Work to be completed - Extract each line containing the string "para".

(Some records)
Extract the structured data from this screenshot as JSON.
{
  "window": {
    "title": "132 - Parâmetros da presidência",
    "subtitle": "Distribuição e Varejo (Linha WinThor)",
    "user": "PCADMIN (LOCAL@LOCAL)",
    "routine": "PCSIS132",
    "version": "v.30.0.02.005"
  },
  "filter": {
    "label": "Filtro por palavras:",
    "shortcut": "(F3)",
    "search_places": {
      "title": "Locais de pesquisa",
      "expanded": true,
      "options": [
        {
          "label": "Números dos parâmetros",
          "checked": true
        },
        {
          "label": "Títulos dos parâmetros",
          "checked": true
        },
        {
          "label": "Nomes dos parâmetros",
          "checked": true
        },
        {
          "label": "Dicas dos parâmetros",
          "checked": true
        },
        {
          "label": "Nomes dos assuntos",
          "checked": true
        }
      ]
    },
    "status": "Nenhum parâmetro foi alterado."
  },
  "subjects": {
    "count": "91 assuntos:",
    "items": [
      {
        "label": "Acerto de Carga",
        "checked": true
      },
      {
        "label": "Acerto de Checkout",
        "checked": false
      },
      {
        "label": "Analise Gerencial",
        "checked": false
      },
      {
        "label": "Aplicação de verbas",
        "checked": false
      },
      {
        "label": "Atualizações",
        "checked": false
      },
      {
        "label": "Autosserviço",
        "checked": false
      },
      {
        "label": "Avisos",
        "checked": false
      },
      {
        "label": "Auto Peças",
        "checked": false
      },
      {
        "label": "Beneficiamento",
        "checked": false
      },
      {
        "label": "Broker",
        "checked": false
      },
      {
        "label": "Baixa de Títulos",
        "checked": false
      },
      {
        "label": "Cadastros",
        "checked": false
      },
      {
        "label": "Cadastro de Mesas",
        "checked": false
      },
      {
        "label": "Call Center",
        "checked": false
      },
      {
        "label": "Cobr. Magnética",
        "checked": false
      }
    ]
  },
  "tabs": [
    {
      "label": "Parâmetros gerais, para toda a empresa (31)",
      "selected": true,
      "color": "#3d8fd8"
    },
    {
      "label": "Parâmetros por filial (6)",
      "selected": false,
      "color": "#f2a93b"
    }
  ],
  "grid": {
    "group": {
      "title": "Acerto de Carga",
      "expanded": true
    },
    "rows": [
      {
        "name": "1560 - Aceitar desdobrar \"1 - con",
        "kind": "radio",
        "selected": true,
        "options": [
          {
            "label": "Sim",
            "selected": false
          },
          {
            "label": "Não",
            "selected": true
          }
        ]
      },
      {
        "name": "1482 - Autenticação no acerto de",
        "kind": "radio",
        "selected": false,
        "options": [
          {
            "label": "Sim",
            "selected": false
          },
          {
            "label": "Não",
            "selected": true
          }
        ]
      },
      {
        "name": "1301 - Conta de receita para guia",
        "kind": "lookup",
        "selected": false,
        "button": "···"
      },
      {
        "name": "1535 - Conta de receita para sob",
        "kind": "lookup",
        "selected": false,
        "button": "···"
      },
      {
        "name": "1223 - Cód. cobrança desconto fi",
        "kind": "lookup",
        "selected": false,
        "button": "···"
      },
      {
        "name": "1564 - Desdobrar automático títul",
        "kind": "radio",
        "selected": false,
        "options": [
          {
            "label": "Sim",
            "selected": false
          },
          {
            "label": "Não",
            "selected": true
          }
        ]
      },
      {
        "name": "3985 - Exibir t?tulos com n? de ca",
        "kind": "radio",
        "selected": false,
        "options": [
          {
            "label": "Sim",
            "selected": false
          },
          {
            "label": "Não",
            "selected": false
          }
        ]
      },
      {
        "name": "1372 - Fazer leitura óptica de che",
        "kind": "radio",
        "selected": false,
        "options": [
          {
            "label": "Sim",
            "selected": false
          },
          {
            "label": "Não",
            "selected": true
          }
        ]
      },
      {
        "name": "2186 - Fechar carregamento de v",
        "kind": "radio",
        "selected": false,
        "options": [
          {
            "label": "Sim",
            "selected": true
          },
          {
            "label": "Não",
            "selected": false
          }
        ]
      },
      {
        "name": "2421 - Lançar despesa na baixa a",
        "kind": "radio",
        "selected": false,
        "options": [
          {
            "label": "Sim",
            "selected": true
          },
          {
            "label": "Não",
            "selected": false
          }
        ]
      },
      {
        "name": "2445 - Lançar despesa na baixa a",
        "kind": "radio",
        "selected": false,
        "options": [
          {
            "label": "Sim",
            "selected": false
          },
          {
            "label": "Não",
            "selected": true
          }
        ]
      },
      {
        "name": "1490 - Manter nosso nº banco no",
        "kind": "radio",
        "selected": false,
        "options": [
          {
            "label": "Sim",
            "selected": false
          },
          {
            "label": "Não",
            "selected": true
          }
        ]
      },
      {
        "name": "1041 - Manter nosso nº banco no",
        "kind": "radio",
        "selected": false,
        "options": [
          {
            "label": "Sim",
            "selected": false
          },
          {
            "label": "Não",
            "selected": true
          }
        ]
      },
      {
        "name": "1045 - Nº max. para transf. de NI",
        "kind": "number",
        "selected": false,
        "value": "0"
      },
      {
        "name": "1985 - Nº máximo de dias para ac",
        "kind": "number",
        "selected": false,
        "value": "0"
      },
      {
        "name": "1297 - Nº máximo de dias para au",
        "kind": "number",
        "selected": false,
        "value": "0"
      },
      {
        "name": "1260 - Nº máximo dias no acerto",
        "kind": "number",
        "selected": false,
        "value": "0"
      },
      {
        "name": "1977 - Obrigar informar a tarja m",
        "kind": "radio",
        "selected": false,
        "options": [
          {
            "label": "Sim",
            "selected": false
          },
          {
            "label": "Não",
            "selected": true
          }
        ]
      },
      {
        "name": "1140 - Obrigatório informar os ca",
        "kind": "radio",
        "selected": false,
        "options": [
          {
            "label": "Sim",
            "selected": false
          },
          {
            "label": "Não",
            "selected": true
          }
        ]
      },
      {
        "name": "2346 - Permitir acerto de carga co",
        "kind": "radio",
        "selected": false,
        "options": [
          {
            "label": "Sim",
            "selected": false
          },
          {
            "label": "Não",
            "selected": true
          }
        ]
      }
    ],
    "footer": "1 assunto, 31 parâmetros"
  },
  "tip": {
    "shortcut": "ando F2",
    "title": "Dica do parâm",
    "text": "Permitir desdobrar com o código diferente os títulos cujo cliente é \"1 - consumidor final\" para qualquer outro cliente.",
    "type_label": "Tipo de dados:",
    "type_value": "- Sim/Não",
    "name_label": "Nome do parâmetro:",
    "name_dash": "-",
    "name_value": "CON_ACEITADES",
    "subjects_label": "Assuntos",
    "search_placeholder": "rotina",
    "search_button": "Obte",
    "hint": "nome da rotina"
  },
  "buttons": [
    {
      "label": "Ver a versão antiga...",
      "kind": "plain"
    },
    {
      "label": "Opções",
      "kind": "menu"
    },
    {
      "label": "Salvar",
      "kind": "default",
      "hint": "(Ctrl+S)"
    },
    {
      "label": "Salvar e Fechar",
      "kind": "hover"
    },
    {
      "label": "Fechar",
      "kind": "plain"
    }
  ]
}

Finished task -
      "label": "Parâmetros gerais, para toda a empresa (31)",
        "name": "1301 - Conta de receita para guia",
        "name": "1535 - Conta de receita para sob",
        "name": "1045 - Nº max. para transf. de NI",
        "name": "1985 - Nº máximo de dias para ac",
        "name": "1297 - Nº máximo de dias para au",
    "text": "Permitir desdobrar com o código diferente os títulos cujo cliente é \"1 - consumidor final\" para qualquer outro cliente.",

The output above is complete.